> _Task_: With the line containing "What data populates" as the first line and the last line of the records as the final one, reproduce that range exactly.

> _Extracted entries_:
▼▼▼

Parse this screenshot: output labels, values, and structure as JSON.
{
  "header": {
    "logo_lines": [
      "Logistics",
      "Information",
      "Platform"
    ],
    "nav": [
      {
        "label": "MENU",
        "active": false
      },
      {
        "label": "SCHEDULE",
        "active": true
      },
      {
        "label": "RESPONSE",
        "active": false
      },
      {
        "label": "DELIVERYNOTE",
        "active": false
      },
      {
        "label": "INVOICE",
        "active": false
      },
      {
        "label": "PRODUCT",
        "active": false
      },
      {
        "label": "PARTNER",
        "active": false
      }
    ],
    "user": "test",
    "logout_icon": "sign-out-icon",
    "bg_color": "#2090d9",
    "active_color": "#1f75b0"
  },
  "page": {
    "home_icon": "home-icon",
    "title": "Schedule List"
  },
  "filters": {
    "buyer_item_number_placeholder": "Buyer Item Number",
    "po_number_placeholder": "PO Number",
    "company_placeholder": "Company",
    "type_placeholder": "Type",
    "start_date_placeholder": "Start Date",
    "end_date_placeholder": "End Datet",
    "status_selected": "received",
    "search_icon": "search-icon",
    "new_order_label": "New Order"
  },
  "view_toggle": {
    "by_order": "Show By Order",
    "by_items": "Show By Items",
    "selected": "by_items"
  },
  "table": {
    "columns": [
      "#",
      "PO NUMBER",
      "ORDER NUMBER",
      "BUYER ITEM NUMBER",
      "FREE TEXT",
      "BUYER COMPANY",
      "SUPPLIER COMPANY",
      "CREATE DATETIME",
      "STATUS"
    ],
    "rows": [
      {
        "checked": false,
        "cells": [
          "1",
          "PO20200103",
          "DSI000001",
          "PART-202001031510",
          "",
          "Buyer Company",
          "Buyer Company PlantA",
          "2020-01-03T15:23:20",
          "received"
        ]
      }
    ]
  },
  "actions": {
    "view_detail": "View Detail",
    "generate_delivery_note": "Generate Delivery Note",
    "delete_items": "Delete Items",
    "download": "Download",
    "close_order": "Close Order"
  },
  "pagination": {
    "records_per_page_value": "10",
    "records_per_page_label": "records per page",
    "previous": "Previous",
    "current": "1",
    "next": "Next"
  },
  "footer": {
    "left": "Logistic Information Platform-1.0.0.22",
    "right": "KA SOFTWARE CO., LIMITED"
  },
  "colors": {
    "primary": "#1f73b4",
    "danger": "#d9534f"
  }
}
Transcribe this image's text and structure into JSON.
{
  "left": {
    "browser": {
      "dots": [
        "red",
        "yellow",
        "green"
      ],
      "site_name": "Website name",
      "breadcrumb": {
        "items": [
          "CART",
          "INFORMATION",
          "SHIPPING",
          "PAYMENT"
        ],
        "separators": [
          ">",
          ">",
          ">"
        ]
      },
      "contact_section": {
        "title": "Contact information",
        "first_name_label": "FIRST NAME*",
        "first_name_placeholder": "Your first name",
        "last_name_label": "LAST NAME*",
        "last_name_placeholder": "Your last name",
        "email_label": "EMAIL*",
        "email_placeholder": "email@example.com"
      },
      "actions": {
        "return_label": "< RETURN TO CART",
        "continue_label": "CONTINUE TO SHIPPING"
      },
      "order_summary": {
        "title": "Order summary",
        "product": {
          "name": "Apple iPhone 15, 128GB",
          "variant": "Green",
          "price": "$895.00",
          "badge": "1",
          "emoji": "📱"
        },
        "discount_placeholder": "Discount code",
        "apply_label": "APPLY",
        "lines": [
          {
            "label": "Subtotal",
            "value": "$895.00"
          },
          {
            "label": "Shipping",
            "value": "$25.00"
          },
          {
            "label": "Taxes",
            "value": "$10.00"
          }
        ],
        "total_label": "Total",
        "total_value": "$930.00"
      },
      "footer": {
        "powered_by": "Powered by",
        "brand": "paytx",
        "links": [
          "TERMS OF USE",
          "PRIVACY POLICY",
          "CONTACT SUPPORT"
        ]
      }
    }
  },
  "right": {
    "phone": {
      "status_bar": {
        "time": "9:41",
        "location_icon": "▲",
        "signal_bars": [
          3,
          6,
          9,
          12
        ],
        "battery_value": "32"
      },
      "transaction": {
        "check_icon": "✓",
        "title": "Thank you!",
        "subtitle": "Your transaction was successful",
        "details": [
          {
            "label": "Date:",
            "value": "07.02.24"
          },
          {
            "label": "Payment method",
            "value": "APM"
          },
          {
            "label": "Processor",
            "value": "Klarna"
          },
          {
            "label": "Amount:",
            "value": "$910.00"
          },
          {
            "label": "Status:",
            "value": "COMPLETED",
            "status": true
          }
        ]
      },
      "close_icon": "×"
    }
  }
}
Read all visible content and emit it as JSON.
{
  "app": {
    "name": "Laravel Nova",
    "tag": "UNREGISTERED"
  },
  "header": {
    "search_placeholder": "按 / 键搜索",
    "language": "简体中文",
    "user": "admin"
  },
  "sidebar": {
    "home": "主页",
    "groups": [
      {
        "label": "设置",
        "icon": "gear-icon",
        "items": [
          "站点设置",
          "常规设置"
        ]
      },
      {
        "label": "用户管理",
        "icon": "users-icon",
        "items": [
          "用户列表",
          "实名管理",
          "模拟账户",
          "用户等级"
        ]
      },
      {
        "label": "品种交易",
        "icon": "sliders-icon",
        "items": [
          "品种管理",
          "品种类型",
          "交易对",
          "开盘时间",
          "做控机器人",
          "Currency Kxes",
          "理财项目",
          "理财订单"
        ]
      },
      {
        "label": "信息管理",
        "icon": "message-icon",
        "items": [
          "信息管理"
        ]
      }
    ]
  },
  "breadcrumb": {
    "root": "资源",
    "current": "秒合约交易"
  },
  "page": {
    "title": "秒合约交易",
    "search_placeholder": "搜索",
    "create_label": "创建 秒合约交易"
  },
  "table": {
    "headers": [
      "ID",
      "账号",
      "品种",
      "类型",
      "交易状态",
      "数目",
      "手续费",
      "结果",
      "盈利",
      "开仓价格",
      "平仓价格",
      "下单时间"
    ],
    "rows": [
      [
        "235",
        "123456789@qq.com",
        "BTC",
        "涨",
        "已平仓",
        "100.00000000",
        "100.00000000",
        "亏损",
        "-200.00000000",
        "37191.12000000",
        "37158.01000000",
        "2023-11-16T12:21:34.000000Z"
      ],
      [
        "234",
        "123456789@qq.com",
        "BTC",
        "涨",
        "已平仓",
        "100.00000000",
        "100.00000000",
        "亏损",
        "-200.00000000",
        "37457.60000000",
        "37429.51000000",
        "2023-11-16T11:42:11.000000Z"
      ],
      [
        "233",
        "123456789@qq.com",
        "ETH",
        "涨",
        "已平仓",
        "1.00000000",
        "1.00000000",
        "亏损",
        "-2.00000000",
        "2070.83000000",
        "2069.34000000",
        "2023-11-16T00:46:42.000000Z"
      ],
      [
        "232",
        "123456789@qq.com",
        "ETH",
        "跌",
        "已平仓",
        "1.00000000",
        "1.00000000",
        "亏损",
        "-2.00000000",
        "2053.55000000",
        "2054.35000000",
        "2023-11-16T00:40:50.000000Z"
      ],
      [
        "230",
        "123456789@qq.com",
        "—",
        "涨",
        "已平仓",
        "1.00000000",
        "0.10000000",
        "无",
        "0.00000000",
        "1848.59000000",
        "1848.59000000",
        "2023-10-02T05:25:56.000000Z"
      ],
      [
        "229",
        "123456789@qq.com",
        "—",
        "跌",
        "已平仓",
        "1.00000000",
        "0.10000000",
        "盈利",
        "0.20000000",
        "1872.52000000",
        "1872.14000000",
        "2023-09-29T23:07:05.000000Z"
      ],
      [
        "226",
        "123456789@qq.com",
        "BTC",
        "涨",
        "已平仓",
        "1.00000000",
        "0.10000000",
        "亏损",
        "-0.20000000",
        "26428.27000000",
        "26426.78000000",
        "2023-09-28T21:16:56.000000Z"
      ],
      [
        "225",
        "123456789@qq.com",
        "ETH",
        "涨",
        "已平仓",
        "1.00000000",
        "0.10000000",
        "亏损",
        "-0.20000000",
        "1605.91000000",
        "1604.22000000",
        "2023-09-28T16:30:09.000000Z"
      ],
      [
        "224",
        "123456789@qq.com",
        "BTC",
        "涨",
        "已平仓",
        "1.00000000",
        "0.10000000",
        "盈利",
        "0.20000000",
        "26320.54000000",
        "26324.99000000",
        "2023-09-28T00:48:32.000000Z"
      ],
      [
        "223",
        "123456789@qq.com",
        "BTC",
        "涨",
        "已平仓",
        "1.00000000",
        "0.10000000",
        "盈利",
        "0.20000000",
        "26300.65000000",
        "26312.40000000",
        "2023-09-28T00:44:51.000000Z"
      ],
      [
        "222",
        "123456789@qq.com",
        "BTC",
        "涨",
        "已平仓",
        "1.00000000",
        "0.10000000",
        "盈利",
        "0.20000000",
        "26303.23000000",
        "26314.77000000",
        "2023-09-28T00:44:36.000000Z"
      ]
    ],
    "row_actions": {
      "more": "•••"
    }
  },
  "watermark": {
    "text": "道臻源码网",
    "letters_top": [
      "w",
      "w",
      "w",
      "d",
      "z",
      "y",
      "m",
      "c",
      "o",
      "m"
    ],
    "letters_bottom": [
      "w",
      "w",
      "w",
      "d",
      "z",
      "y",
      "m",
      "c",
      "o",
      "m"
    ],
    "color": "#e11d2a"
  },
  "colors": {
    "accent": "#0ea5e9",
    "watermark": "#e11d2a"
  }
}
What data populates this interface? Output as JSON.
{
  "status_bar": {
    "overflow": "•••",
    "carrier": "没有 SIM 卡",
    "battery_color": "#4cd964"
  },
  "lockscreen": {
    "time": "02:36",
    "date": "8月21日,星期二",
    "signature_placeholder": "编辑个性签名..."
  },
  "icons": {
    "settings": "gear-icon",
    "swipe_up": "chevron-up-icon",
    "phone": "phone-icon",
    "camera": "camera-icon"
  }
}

▲▲▲

> _Exercise answer_:
What data populates this interface? Output as JSON.
{
  "status_bar": {
    "overflow": "•••",
    "carrier": "没有 SIM 卡",
    "battery_color": "#4cd964"
  },
  "lockscreen": {
    "time": "02:36",
    "date": "8月21日,星期二",
    "signature_placeholder": "编辑个性签名..."
  },
  "icons": {
    "settings": "gear-icon",
    "swipe_up": "chevron-up-icon",
    "phone": "phone-icon",
    "camera": "camera-icon"
  }
}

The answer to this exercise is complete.